→ Short task
Below are the records; collect from them each line containing the string "title".

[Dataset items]
=====

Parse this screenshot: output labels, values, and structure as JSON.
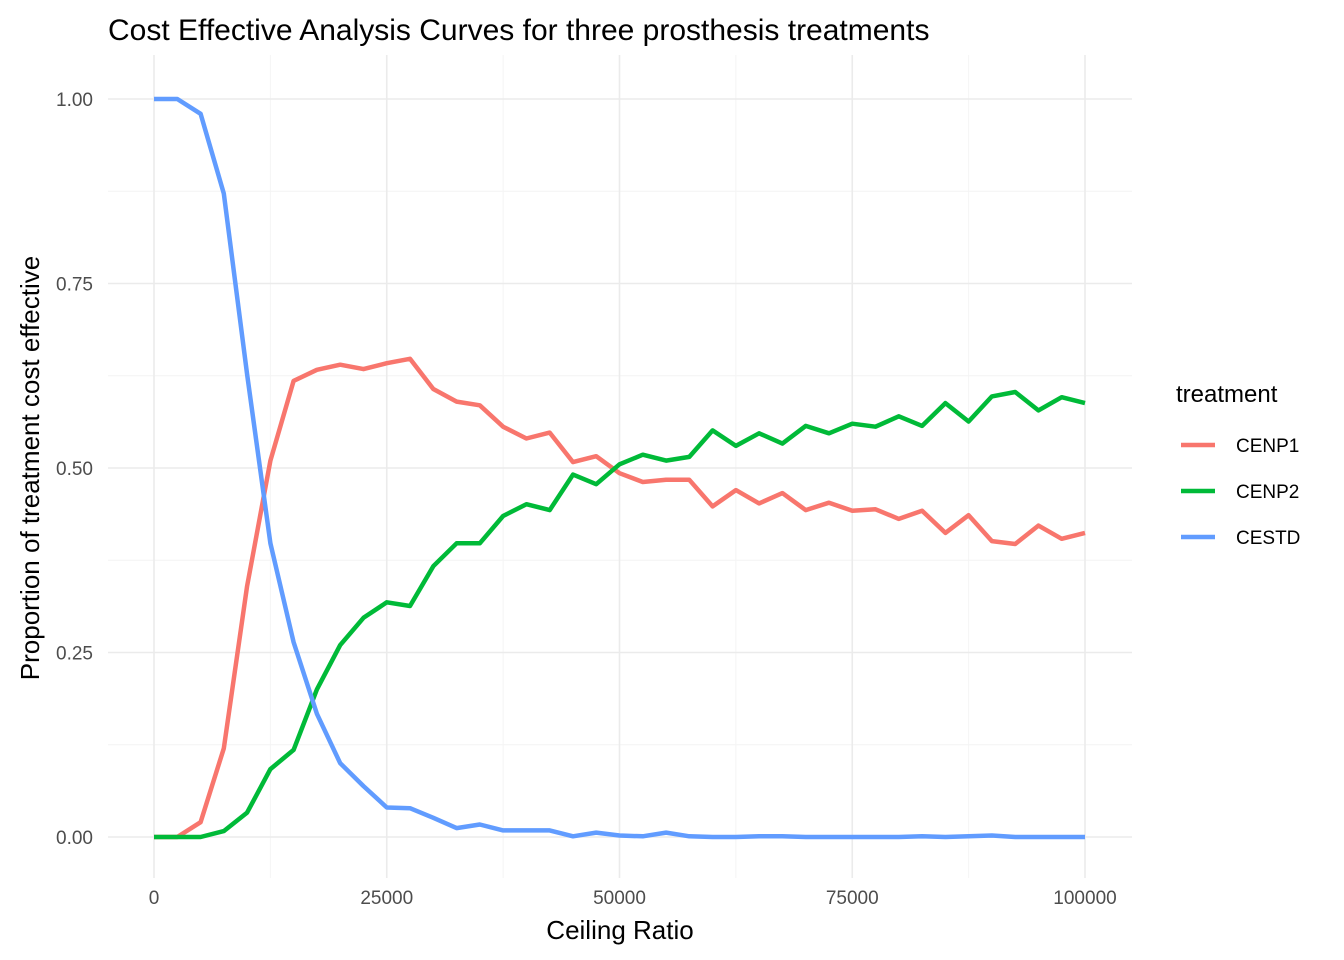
{
  "chart_data": {
    "type": "line",
    "title": "Cost Effective Analysis Curves for three prosthesis treatments",
    "xlabel": "Ceiling Ratio",
    "ylabel": "Proportion of treatment cost effective",
    "xlim": [
      0,
      100000
    ],
    "ylim": [
      0,
      1
    ],
    "x_ticks": [
      0,
      25000,
      50000,
      75000,
      100000
    ],
    "x_tick_labels": [
      "0",
      "25000",
      "50000",
      "75000",
      "100000"
    ],
    "y_ticks": [
      0,
      0.25,
      0.5,
      0.75,
      1
    ],
    "y_tick_labels": [
      "0.00",
      "0.25",
      "0.50",
      "0.75",
      "1.00"
    ],
    "grid": true,
    "legend": {
      "title": "treatment",
      "position": "right"
    },
    "x": [
      0,
      2500,
      5000,
      7500,
      10000,
      12500,
      15000,
      17500,
      20000,
      22500,
      25000,
      27500,
      30000,
      32500,
      35000,
      37500,
      40000,
      42500,
      45000,
      47500,
      50000,
      52500,
      55000,
      57500,
      60000,
      62500,
      65000,
      67500,
      70000,
      72500,
      75000,
      77500,
      80000,
      82500,
      85000,
      87500,
      90000,
      92500,
      95000,
      97500,
      100000
    ],
    "series": [
      {
        "name": "CENP1",
        "color": "#F8766D",
        "values": [
          0.0,
          0.0,
          0.02,
          0.12,
          0.34,
          0.51,
          0.618,
          0.633,
          0.64,
          0.634,
          0.642,
          0.648,
          0.607,
          0.59,
          0.585,
          0.556,
          0.54,
          0.548,
          0.508,
          0.516,
          0.493,
          0.481,
          0.484,
          0.484,
          0.448,
          0.47,
          0.452,
          0.466,
          0.443,
          0.453,
          0.442,
          0.444,
          0.431,
          0.442,
          0.412,
          0.436,
          0.401,
          0.397,
          0.422,
          0.404,
          0.412
        ]
      },
      {
        "name": "CENP2",
        "color": "#00BA38",
        "values": [
          0.0,
          0.0,
          0.0,
          0.008,
          0.033,
          0.092,
          0.118,
          0.2,
          0.26,
          0.297,
          0.318,
          0.313,
          0.367,
          0.398,
          0.398,
          0.435,
          0.451,
          0.443,
          0.491,
          0.478,
          0.505,
          0.518,
          0.51,
          0.515,
          0.551,
          0.53,
          0.547,
          0.533,
          0.557,
          0.547,
          0.56,
          0.556,
          0.57,
          0.557,
          0.588,
          0.563,
          0.597,
          0.603,
          0.578,
          0.596,
          0.588
        ]
      },
      {
        "name": "CESTD",
        "color": "#619CFF",
        "values": [
          1.0,
          1.0,
          0.98,
          0.872,
          0.627,
          0.398,
          0.264,
          0.167,
          0.1,
          0.069,
          0.04,
          0.039,
          0.026,
          0.012,
          0.017,
          0.009,
          0.009,
          0.009,
          0.001,
          0.006,
          0.002,
          0.001,
          0.006,
          0.001,
          0.0,
          0.0,
          0.001,
          0.001,
          0.0,
          0.0,
          0.0,
          0.0,
          0.0,
          0.001,
          0.0,
          0.001,
          0.002,
          0.0,
          0.0,
          0.0,
          0.0
        ]
      }
    ]
  }
}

=====

→ Answer to this exercise
    "title": "Cost Effective Analysis Curves for three prosthesis treatments",
      "title": "treatment",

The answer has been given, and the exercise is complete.